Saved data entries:

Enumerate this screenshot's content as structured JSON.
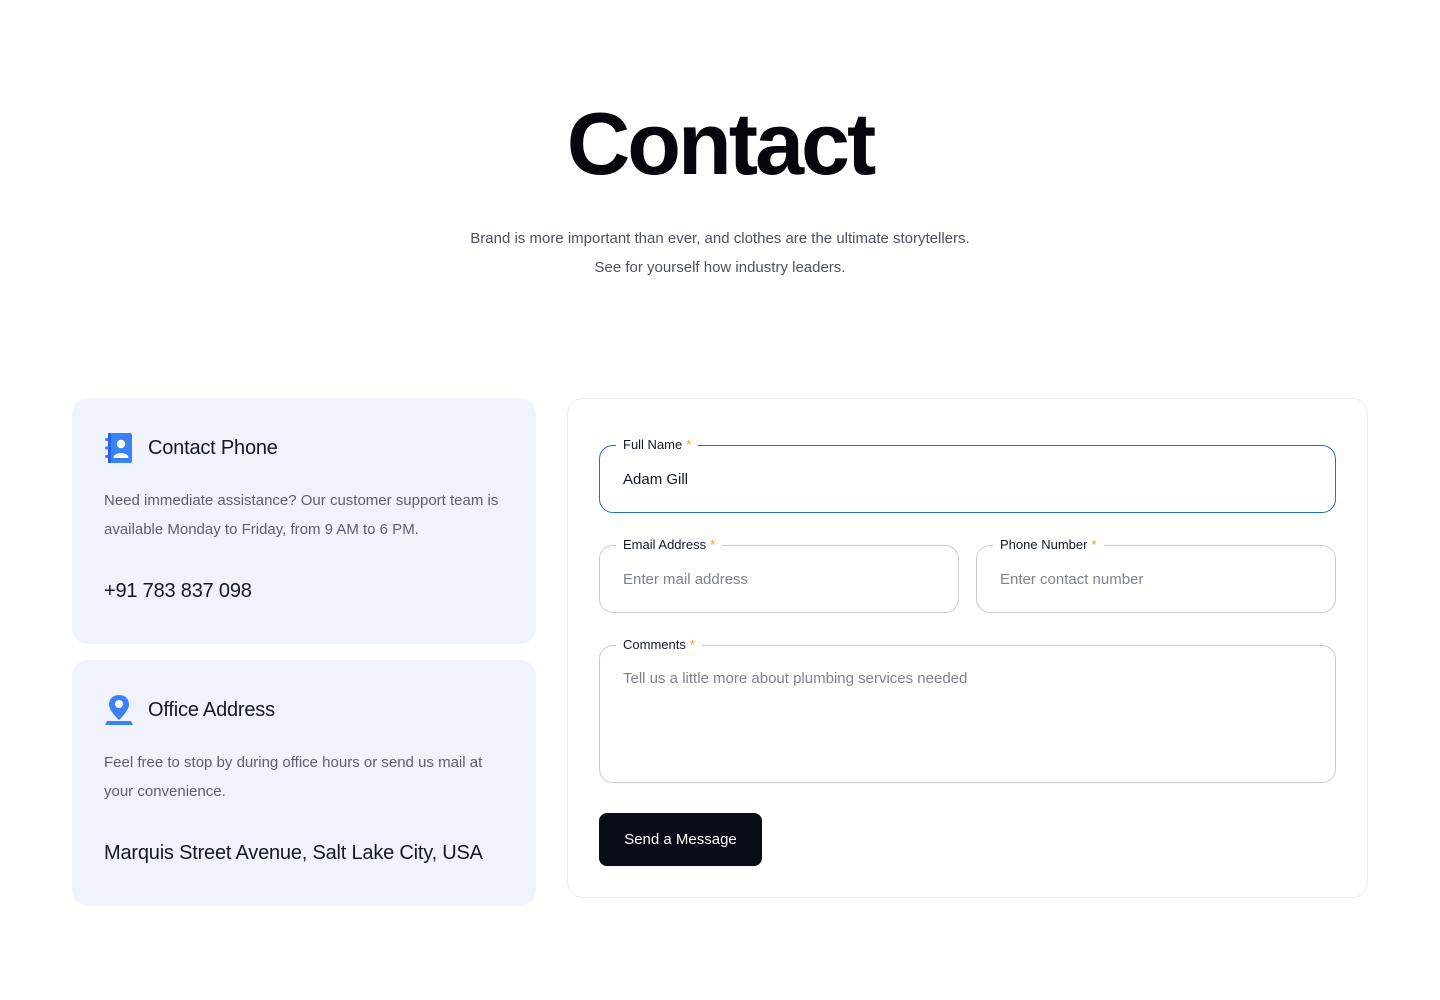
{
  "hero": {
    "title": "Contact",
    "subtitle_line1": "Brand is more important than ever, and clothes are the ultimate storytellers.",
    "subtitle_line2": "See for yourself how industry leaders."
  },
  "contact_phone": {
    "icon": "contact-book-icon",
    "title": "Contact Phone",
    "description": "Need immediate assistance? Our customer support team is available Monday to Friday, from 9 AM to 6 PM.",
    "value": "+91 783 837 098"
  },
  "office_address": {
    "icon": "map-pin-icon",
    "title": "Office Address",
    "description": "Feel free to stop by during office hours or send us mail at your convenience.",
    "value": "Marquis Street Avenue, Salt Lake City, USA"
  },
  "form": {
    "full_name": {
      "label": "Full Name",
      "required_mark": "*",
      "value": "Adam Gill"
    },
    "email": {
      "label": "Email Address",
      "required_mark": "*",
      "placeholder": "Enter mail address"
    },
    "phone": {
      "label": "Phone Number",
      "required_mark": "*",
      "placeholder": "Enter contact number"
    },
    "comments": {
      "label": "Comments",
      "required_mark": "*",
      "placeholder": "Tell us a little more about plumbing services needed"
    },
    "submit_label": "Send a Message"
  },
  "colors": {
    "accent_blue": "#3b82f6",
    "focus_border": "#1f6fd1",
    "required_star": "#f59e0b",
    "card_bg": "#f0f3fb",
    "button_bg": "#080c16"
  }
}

• **GIVEN REQUEST**: Nothing but the pictures may be dropped; output the records above exactly.

• **THE RESULT**:
Enumerate this screenshot's content as structured JSON.
{
  "hero": {
    "title": "Contact",
    "subtitle_line1": "Brand is more important than ever, and clothes are the ultimate storytellers.",
    "subtitle_line2": "See for yourself how industry leaders."
  },
  "contact_phone": {
    "icon": "contact-book-icon",
    "title": "Contact Phone",
    "description": "Need immediate assistance? Our customer support team is available Monday to Friday, from 9 AM to 6 PM.",
    "value": "+91 783 837 098"
  },
  "office_address": {
    "icon": "map-pin-icon",
    "title": "Office Address",
    "description": "Feel free to stop by during office hours or send us mail at your convenience.",
    "value": "Marquis Street Avenue, Salt Lake City, USA"
  },
  "form": {
    "full_name": {
      "label": "Full Name",
      "required_mark": "*",
      "value": "Adam Gill"
    },
    "email": {
      "label": "Email Address",
      "required_mark": "*",
      "placeholder": "Enter mail address"
    },
    "phone": {
      "label": "Phone Number",
      "required_mark": "*",
      "placeholder": "Enter contact number"
    },
    "comments": {
      "label": "Comments",
      "required_mark": "*",
      "placeholder": "Tell us a little more about plumbing services needed"
    },
    "submit_label": "Send a Message"
  },
  "colors": {
    "accent_blue": "#3b82f6",
    "focus_border": "#1f6fd1",
    "required_star": "#f59e0b",
    "card_bg": "#f0f3fb",
    "button_bg": "#080c16"
  }
}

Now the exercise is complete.